#### [EXERCISE OBJECTIVE]
With the images removed, write out every line below exactly.

----- EXCERPTED DATA

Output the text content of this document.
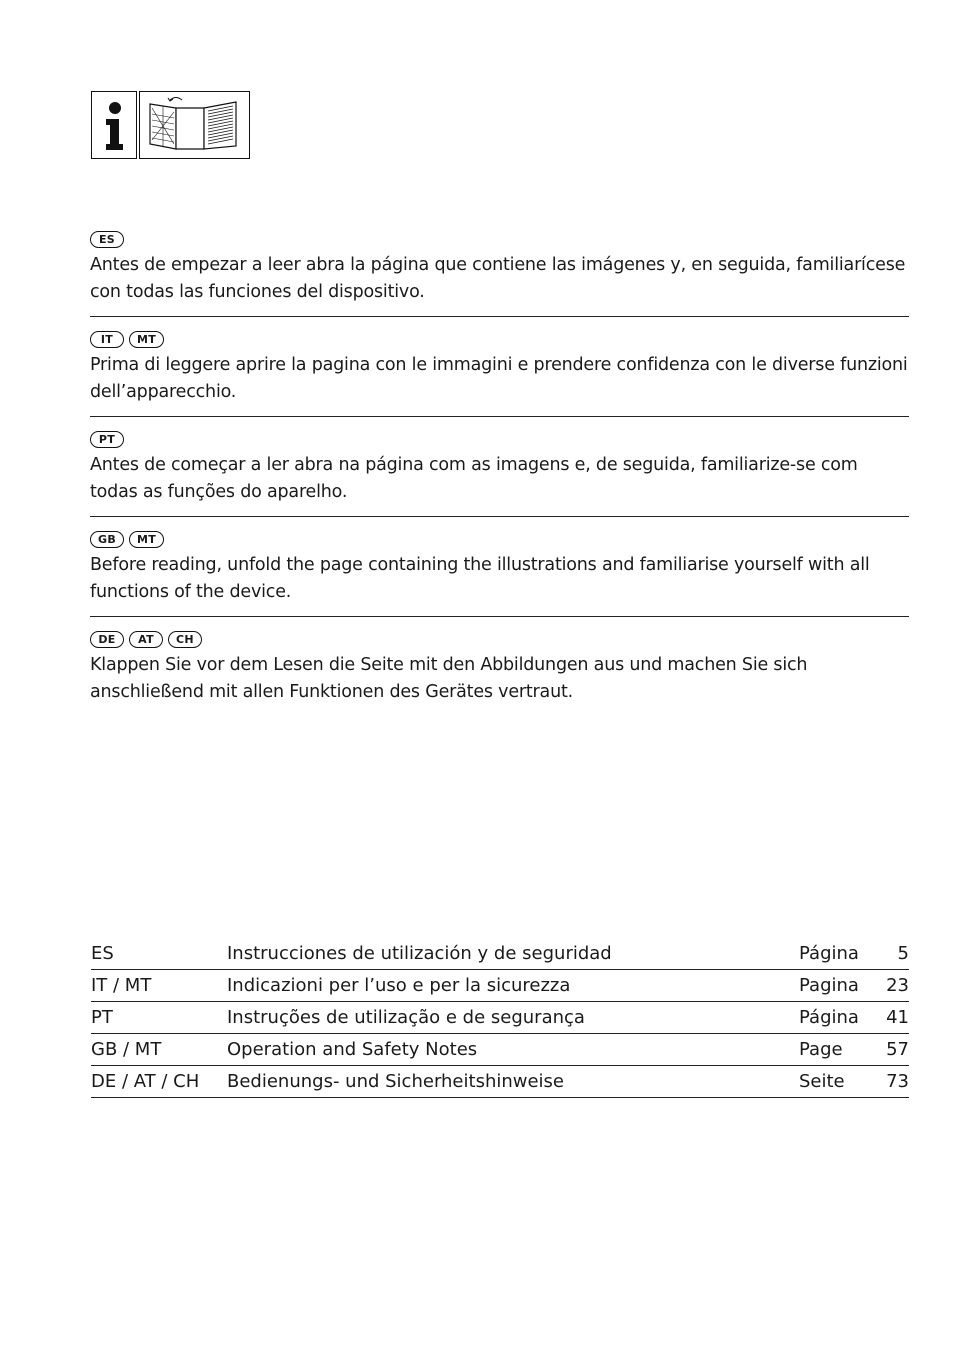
ES

Antes de empezar a leer abra la página que contiene las imágenes y, en seguida, familiarícese con todas las funciones del dispositivo.

IT	MT

Prima di leggere aprire la pagina con le immagini e prendere confidenza con le diverse funzioni dell’apparecchio.

PT

Antes de começar a ler abra na página com as imagens e, de seguida, familiarize-se com todas as funções do aparelho.

GB	MT

Before reading, unfold the page containing the illustrations and familiarise yourself with all functions of the device.

DE	AT	CH

Klappen Sie vor dem Lesen die Seite mit den Abbildungen aus und machen Sie sich anschließend mit allen Funktionen des Gerätes vertraut.

ES	Instrucciones de utilización y de seguridad	Página	5
IT / MT	Indicazioni per l’uso e per la sicurezza	Pagina	23
PT	Instruções de utilização e de segurança	Página	41
GB / MT	Operation and Safety Notes	Page	57
DE / AT / CH	Bedienungs- und Sicherheitshinweise	Seite	73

----------

#### [REPLY TO THE EXERCISE]
Output the text content of this document.
ES

Antes de empezar a leer abra la página que contiene las imágenes y, en seguida, familiarícese con todas las funciones del dispositivo.

IT	MT

Prima di leggere aprire la pagina con le immagini e prendere confidenza con le diverse funzioni dell’apparecchio.

PT

Antes de começar a ler abra na página com as imagens e, de seguida, familiarize-se com todas as funções do aparelho.

GB	MT

Before reading, unfold the page containing the illustrations and familiarise yourself with all functions of the device.

DE	AT	CH

Klappen Sie vor dem Lesen die Seite mit den Abbildungen aus und machen Sie sich anschließend mit allen Funktionen des Gerätes vertraut.

ES	Instrucciones de utilización y de seguridad	Página	5
IT / MT	Indicazioni per l’uso e per la sicurezza	Pagina	23
PT	Instruções de utilização e de segurança	Página	41
GB / MT	Operation and Safety Notes	Page	57
DE / AT / CH	Bedienungs- und Sicherheitshinweise	Seite	73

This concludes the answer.